■ GIVEN EXERCISE ■
Go through the data and copy every line exactly, but not the images.

[Start DATA FOR THIS EXERCISE]

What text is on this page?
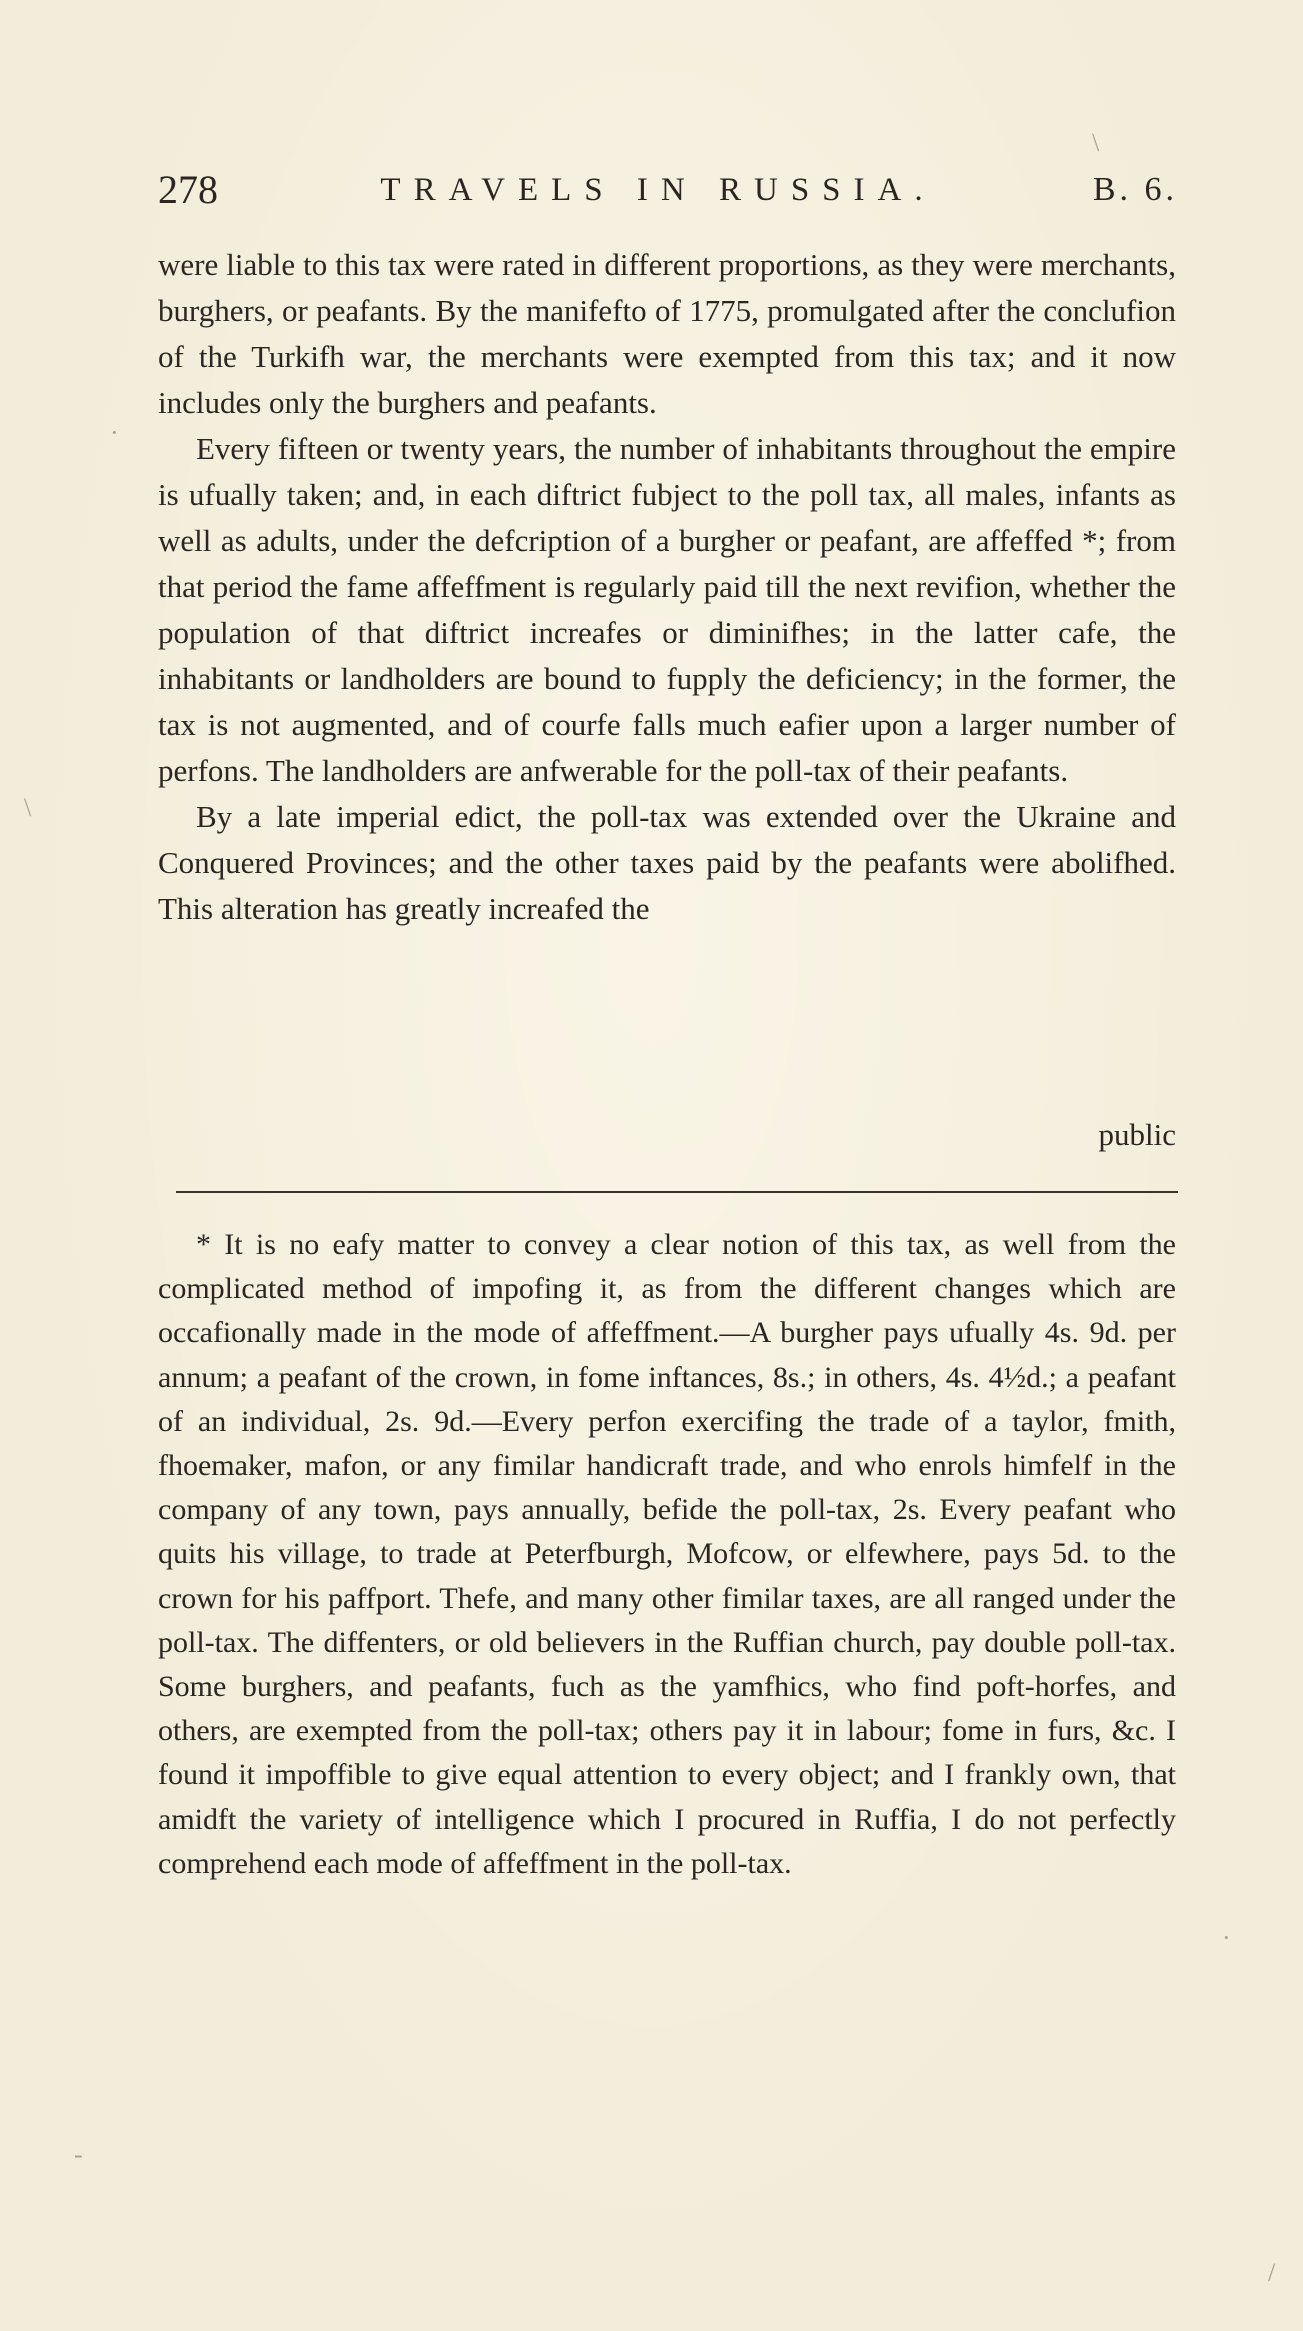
278	TRAVELS IN RUSSIA.	B. 6.

were liable to this tax were rated in different proportions, as they were merchants, burghers, or peafants. By the manifefto of 1775, promulgated after the conclufion of the Turkifh war, the merchants were exempted from this tax; and it now includes only the burghers and peafants.

Every fifteen or twenty years, the number of inhabitants throughout the empire is ufually taken; and, in each diftrict fubject to the poll tax, all males, infants as well as adults, under the defcription of a burgher or peafant, are affeffed *; from that period the fame affeffment is regularly paid till the next revifion, whether the population of that diftrict increafes or diminifhes; in the latter cafe, the inhabitants or landholders are bound to fupply the deficiency; in the former, the tax is not augmented, and of courfe falls much eafier upon a larger number of perfons. The landholders are anfwerable for the poll-tax of their peafants.

By a late imperial edict, the poll-tax was extended over the Ukraine and Conquered Provinces; and the other taxes paid by the peafants were abolifhed. This alteration has greatly increafed the

public

* It is no eafy matter to convey a clear notion of this tax, as well from the complicated method of impofing it, as from the different changes which are occafionally made in the mode of affeffment.—A burgher pays ufually 4s. 9d. per annum; a peafant of the crown, in fome inftances, 8s.; in others, 4s. 4½d.; a peafant of an individual, 2s. 9d.—Every perfon exercifing the trade of a taylor, fmith, fhoemaker, mafon, or any fimilar handicraft trade, and who enrols himfelf in the company of any town, pays annually, befide the poll-tax, 2s. Every peafant who quits his village, to trade at Peterfburgh, Mofcow, or elfewhere, pays 5d. to the crown for his paffport. Thefe, and many other fimilar taxes, are all ranged under the poll-tax. The diffenters, or old believers in the Ruffian church, pay double poll-tax. Some burghers, and peafants, fuch as the yamfhics, who find poft-horfes, and others, are exempted from the poll-tax; others pay it in labour; fome in furs, &c. I found it impoffible to give equal attention to every object; and I frankly own, that amidft the variety of intelligence which I procured in Ruffia, I do not perfectly comprehend each mode of affeffment in the poll-tax.

·
\
\
·
-
/
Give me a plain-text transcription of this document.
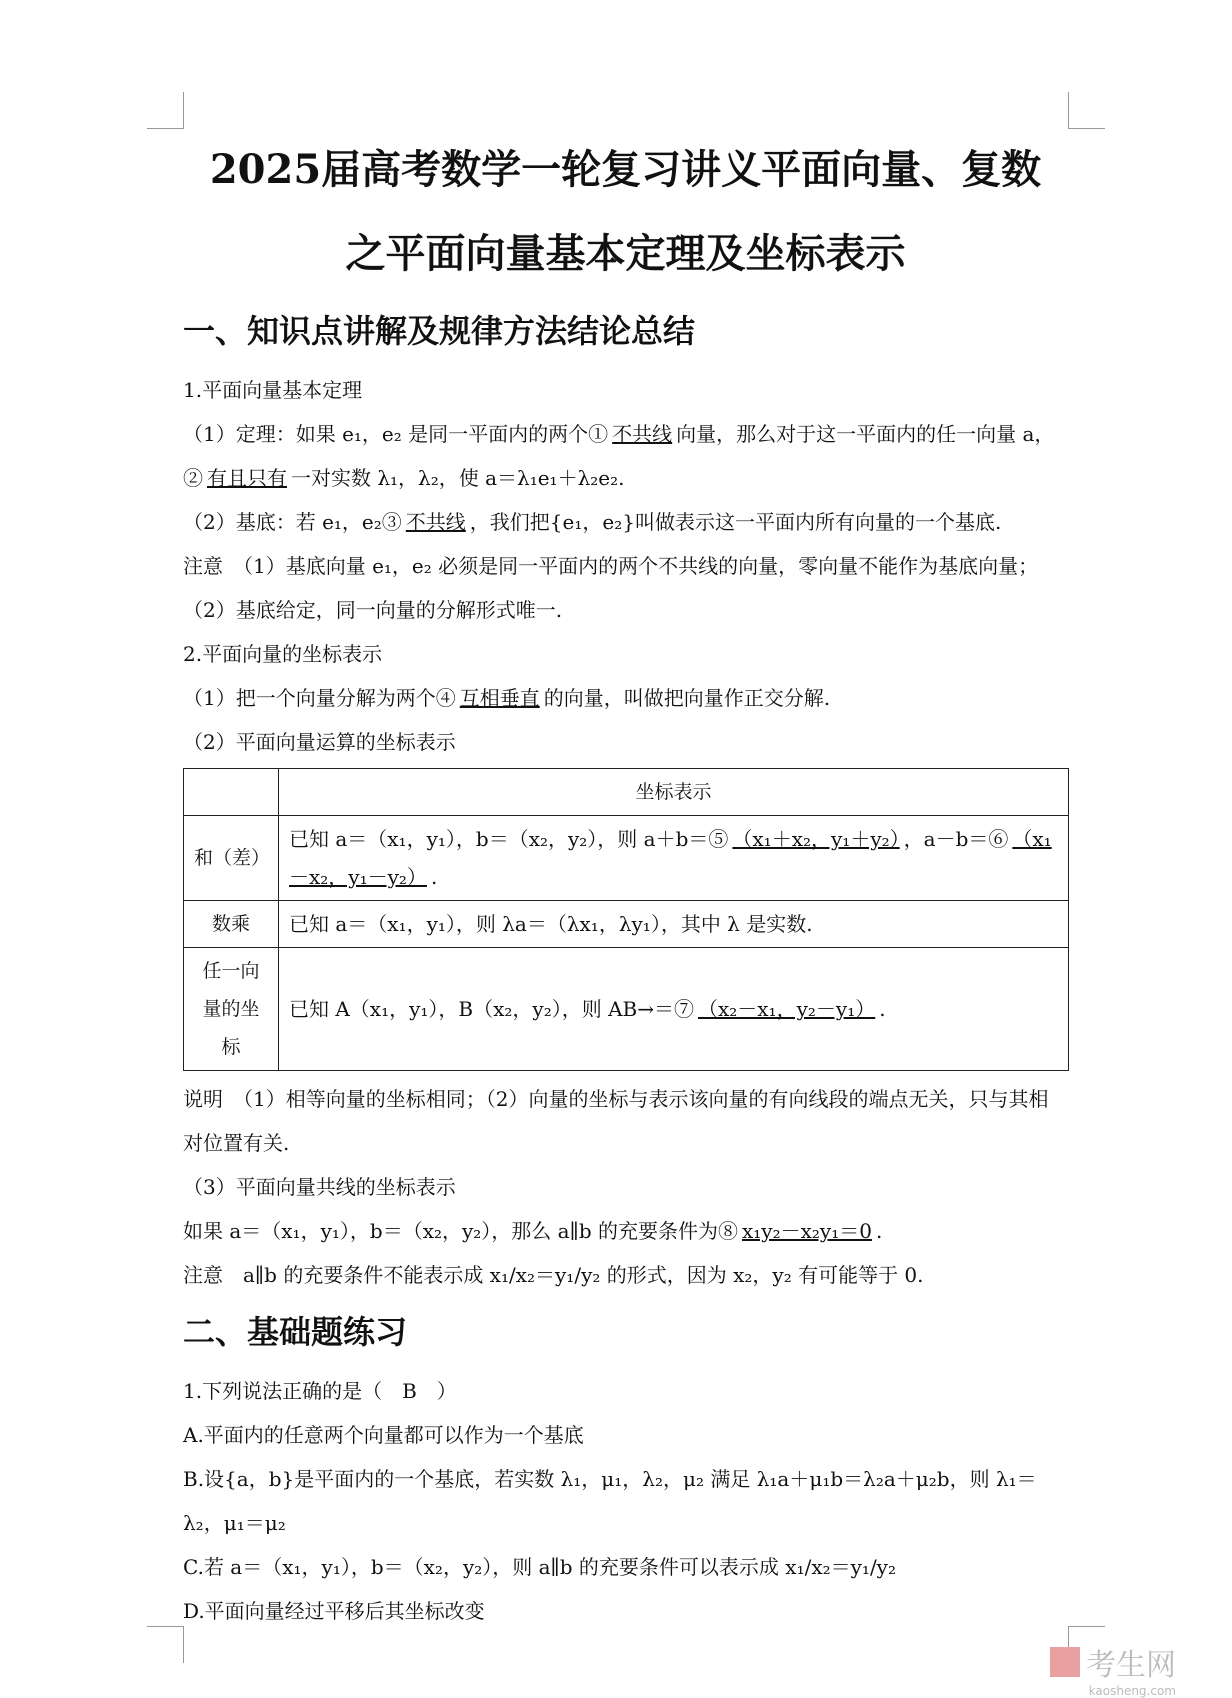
2025届高考数学一轮复习讲义平面向量、复数
之平面向量基本定理及坐标表示
一、知识点讲解及规律方法结论总结

1.平面向量基本定理

（1）定理：如果 e₁，e₂ 是同一平面内的两个① 不共线 向量，那么对于这一平面内的任一向量 a，② 有且只有 一对实数 λ₁，λ₂，使 a＝λ₁e₁＋λ₂e₂.

（2）基底：若 e₁，e₂③ 不共线 ，我们把{e₁，e₂}叫做表示这一平面内所有向量的一个基底.

注意　（1）基底向量 e₁，e₂ 必须是同一平面内的两个不共线的向量，零向量不能作为基底向量；（2）基底给定，同一向量的分解形式唯一.

2.平面向量的坐标表示

（1）把一个向量分解为两个④ 互相垂直 的向量，叫做把向量作正交分解.

（2）平面向量运算的坐标表示

	坐标表示
和（差）	已知 a＝（x₁，y₁），b＝（x₂，y₂），则 a＋b＝⑤ （x₁＋x₂，y₁＋y₂） ，a－b＝⑥ （x₁－x₂，y₁－y₂） .
数乘	已知 a＝（x₁，y₁），则 λa＝（λx₁，λy₁），其中 λ 是实数.
任一向量的坐标	已知 A（x₁，y₁），B（x₂，y₂），则 AB→＝⑦ （x₂－x₁，y₂－y₁） .

说明　（1）相等向量的坐标相同；（2）向量的坐标与表示该向量的有向线段的端点无关，只与其相对位置有关.

（3）平面向量共线的坐标表示

如果 a＝（x₁，y₁），b＝（x₂，y₂），那么 a∥b 的充要条件为⑧ x₁y₂－x₂y₁＝0 .

注意　a∥b 的充要条件不能表示成 x₁/x₂＝y₁/y₂ 的形式，因为 x₂，y₂ 有可能等于 0.

二、基础题练习

1.下列说法正确的是（　B　）

A.平面内的任意两个向量都可以作为一个基底

B.设{a，b}是平面内的一个基底，若实数 λ₁，μ₁，λ₂，μ₂ 满足 λ₁a＋μ₁b＝λ₂a＋μ₂b，则 λ₁＝λ₂，μ₁＝μ₂

C.若 a＝（x₁，y₁），b＝（x₂，y₂），则 a∥b 的充要条件可以表示成 x₁/x₂＝y₁/y₂

D.平面向量经过平移后其坐标改变

考生网
kaosheng.com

[End DATA FOR THIS EXERCISE]

■ RESULT OF THE TASK ■
What text is on this page?
278	TRAVELS IN RUSSIA.	B. 6.

were liable to this tax were rated in different proportions, as they were merchants, burghers, or peafants. By the manifefto of 1775, promulgated after the conclufion of the Turkifh war, the merchants were exempted from this tax; and it now includes only the burghers and peafants.

Every fifteen or twenty years, the number of inhabitants throughout the empire is ufually taken; and, in each diftrict fubject to the poll tax, all males, infants as well as adults, under the defcription of a burgher or peafant, are affeffed *; from that period the fame affeffment is regularly paid till the next revifion, whether the population of that diftrict increafes or diminifhes; in the latter cafe, the inhabitants or landholders are bound to fupply the deficiency; in the former, the tax is not augmented, and of courfe falls much eafier upon a larger number of perfons. The landholders are anfwerable for the poll-tax of their peafants.

By a late imperial edict, the poll-tax was extended over the Ukraine and Conquered Provinces; and the other taxes paid by the peafants were abolifhed. This alteration has greatly increafed the

public

* It is no eafy matter to convey a clear notion of this tax, as well from the complicated method of impofing it, as from the different changes which are occafionally made in the mode of affeffment.—A burgher pays ufually 4s. 9d. per annum; a peafant of the crown, in fome inftances, 8s.; in others, 4s. 4½d.; a peafant of an individual, 2s. 9d.—Every perfon exercifing the trade of a taylor, fmith, fhoemaker, mafon, or any fimilar handicraft trade, and who enrols himfelf in the company of any town, pays annually, befide the poll-tax, 2s. Every peafant who quits his village, to trade at Peterfburgh, Mofcow, or elfewhere, pays 5d. to the crown for his paffport. Thefe, and many other fimilar taxes, are all ranged under the poll-tax. The diffenters, or old believers in the Ruffian church, pay double poll-tax. Some burghers, and peafants, fuch as the yamfhics, who find poft-horfes, and others, are exempted from the poll-tax; others pay it in labour; fome in furs, &c. I found it impoffible to give equal attention to every object; and I frankly own, that amidft the variety of intelligence which I procured in Ruffia, I do not perfectly comprehend each mode of affeffment in the poll-tax.

·
\
\
·
-
/
Give me a plain-text transcription of this document.
2025届高考数学一轮复习讲义平面向量、复数
之平面向量基本定理及坐标表示
一、知识点讲解及规律方法结论总结

1.平面向量基本定理

（1）定理：如果 e₁，e₂ 是同一平面内的两个① 不共线 向量，那么对于这一平面内的任一向量 a，② 有且只有 一对实数 λ₁，λ₂，使 a＝λ₁e₁＋λ₂e₂.

（2）基底：若 e₁，e₂③ 不共线 ，我们把{e₁，e₂}叫做表示这一平面内所有向量的一个基底.

注意　（1）基底向量 e₁，e₂ 必须是同一平面内的两个不共线的向量，零向量不能作为基底向量；（2）基底给定，同一向量的分解形式唯一.

2.平面向量的坐标表示

（1）把一个向量分解为两个④ 互相垂直 的向量，叫做把向量作正交分解.

（2）平面向量运算的坐标表示

	坐标表示
和（差）	已知 a＝（x₁，y₁），b＝（x₂，y₂），则 a＋b＝⑤ （x₁＋x₂，y₁＋y₂） ，a－b＝⑥ （x₁－x₂，y₁－y₂） .
数乘	已知 a＝（x₁，y₁），则 λa＝（λx₁，λy₁），其中 λ 是实数.
任一向量的坐标	已知 A（x₁，y₁），B（x₂，y₂），则 AB→＝⑦ （x₂－x₁，y₂－y₁） .

说明　（1）相等向量的坐标相同；（2）向量的坐标与表示该向量的有向线段的端点无关，只与其相对位置有关.

（3）平面向量共线的坐标表示

如果 a＝（x₁，y₁），b＝（x₂，y₂），那么 a∥b 的充要条件为⑧ x₁y₂－x₂y₁＝0 .

注意　a∥b 的充要条件不能表示成 x₁/x₂＝y₁/y₂ 的形式，因为 x₂，y₂ 有可能等于 0.

二、基础题练习

1.下列说法正确的是（　B　）

A.平面内的任意两个向量都可以作为一个基底

B.设{a，b}是平面内的一个基底，若实数 λ₁，μ₁，λ₂，μ₂ 满足 λ₁a＋μ₁b＝λ₂a＋μ₂b，则 λ₁＝λ₂，μ₁＝μ₂

C.若 a＝（x₁，y₁），b＝（x₂，y₂），则 a∥b 的充要条件可以表示成 x₁/x₂＝y₁/y₂

D.平面向量经过平移后其坐标改变

考生网
kaosheng.com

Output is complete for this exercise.